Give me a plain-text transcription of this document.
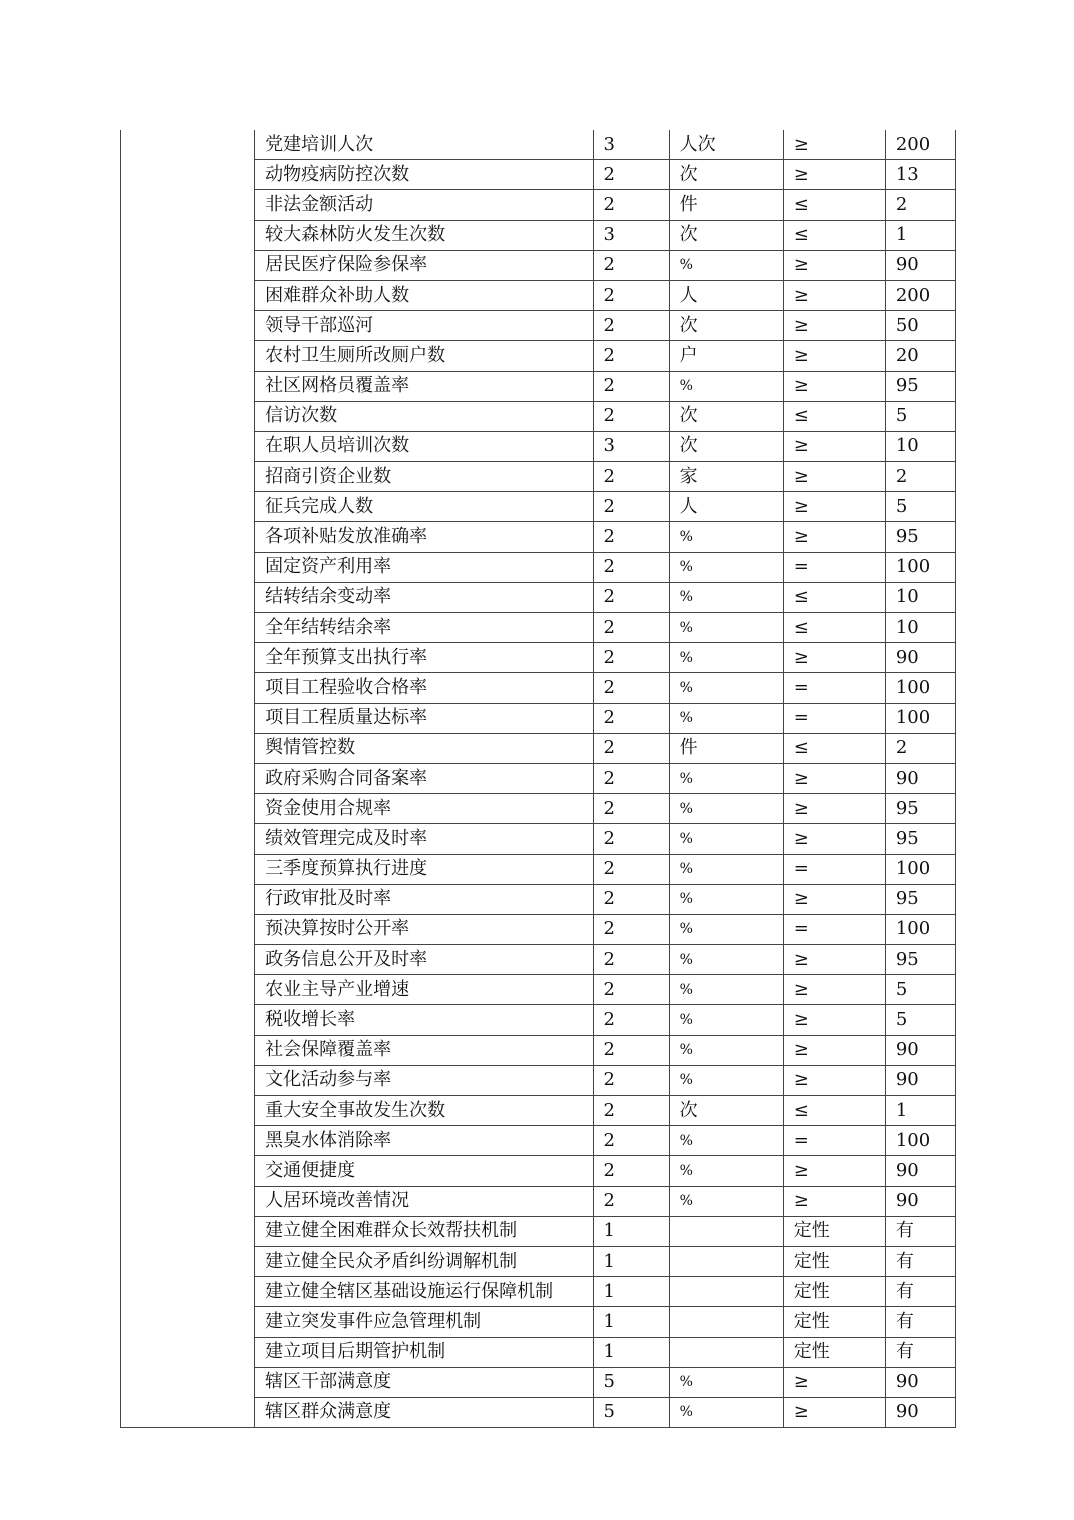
	党建培训人次	3	人次	≥	200
	动物疫病防控次数	2	次	≥	13
	非法金额活动	2	件	≤	2
	较大森林防火发生次数	3	次	≤	1
	居民医疗保险参保率	2	%	≥	90
	困难群众补助人数	2	人	≥	200
	领导干部巡河	2	次	≥	50
	农村卫生厕所改厕户数	2	户	≥	20
	社区网格员覆盖率	2	%	≥	95
	信访次数	2	次	≤	5
	在职人员培训次数	3	次	≥	10
	招商引资企业数	2	家	≥	2
	征兵完成人数	2	人	≥	5
	各项补贴发放准确率	2	%	≥	95
	固定资产利用率	2	%	=	100
	结转结余变动率	2	%	≤	10
	全年结转结余率	2	%	≤	10
	全年预算支出执行率	2	%	≥	90
	项目工程验收合格率	2	%	=	100
	项目工程质量达标率	2	%	=	100
	舆情管控数	2	件	≤	2
	政府采购合同备案率	2	%	≥	90
	资金使用合规率	2	%	≥	95
	绩效管理完成及时率	2	%	≥	95
	三季度预算执行进度	2	%	=	100
	行政审批及时率	2	%	≥	95
	预决算按时公开率	2	%	=	100
	政务信息公开及时率	2	%	≥	95
	农业主导产业增速	2	%	≥	5
	税收增长率	2	%	≥	5
	社会保障覆盖率	2	%	≥	90
	文化活动参与率	2	%	≥	90
	重大安全事故发生次数	2	次	≤	1
	黑臭水体消除率	2	%	=	100
	交通便捷度	2	%	≥	90
	人居环境改善情况	2	%	≥	90
	建立健全困难群众长效帮扶机制	1		定性	有
	建立健全民众矛盾纠纷调解机制	1		定性	有
	建立健全辖区基础设施运行保障机制	1		定性	有
	建立突发事件应急管理机制	1		定性	有
	建立项目后期管护机制	1		定性	有
	辖区干部满意度	5	%	≥	90
	辖区群众满意度	5	%	≥	90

=======

(Task) Copy the records above exactly, leaving out every picture.

(Response for this exercise)
Give me a plain-text transcription of this document.
	党建培训人次	3	人次	≥	200
	动物疫病防控次数	2	次	≥	13
	非法金额活动	2	件	≤	2
	较大森林防火发生次数	3	次	≤	1
	居民医疗保险参保率	2	%	≥	90
	困难群众补助人数	2	人	≥	200
	领导干部巡河	2	次	≥	50
	农村卫生厕所改厕户数	2	户	≥	20
	社区网格员覆盖率	2	%	≥	95
	信访次数	2	次	≤	5
	在职人员培训次数	3	次	≥	10
	招商引资企业数	2	家	≥	2
	征兵完成人数	2	人	≥	5
	各项补贴发放准确率	2	%	≥	95
	固定资产利用率	2	%	=	100
	结转结余变动率	2	%	≤	10
	全年结转结余率	2	%	≤	10
	全年预算支出执行率	2	%	≥	90
	项目工程验收合格率	2	%	=	100
	项目工程质量达标率	2	%	=	100
	舆情管控数	2	件	≤	2
	政府采购合同备案率	2	%	≥	90
	资金使用合规率	2	%	≥	95
	绩效管理完成及时率	2	%	≥	95
	三季度预算执行进度	2	%	=	100
	行政审批及时率	2	%	≥	95
	预决算按时公开率	2	%	=	100
	政务信息公开及时率	2	%	≥	95
	农业主导产业增速	2	%	≥	5
	税收增长率	2	%	≥	5
	社会保障覆盖率	2	%	≥	90
	文化活动参与率	2	%	≥	90
	重大安全事故发生次数	2	次	≤	1
	黑臭水体消除率	2	%	=	100
	交通便捷度	2	%	≥	90
	人居环境改善情况	2	%	≥	90
	建立健全困难群众长效帮扶机制	1		定性	有
	建立健全民众矛盾纠纷调解机制	1		定性	有
	建立健全辖区基础设施运行保障机制	1		定性	有
	建立突发事件应急管理机制	1		定性	有
	建立项目后期管护机制	1		定性	有
	辖区干部满意度	5	%	≥	90
	辖区群众满意度	5	%	≥	90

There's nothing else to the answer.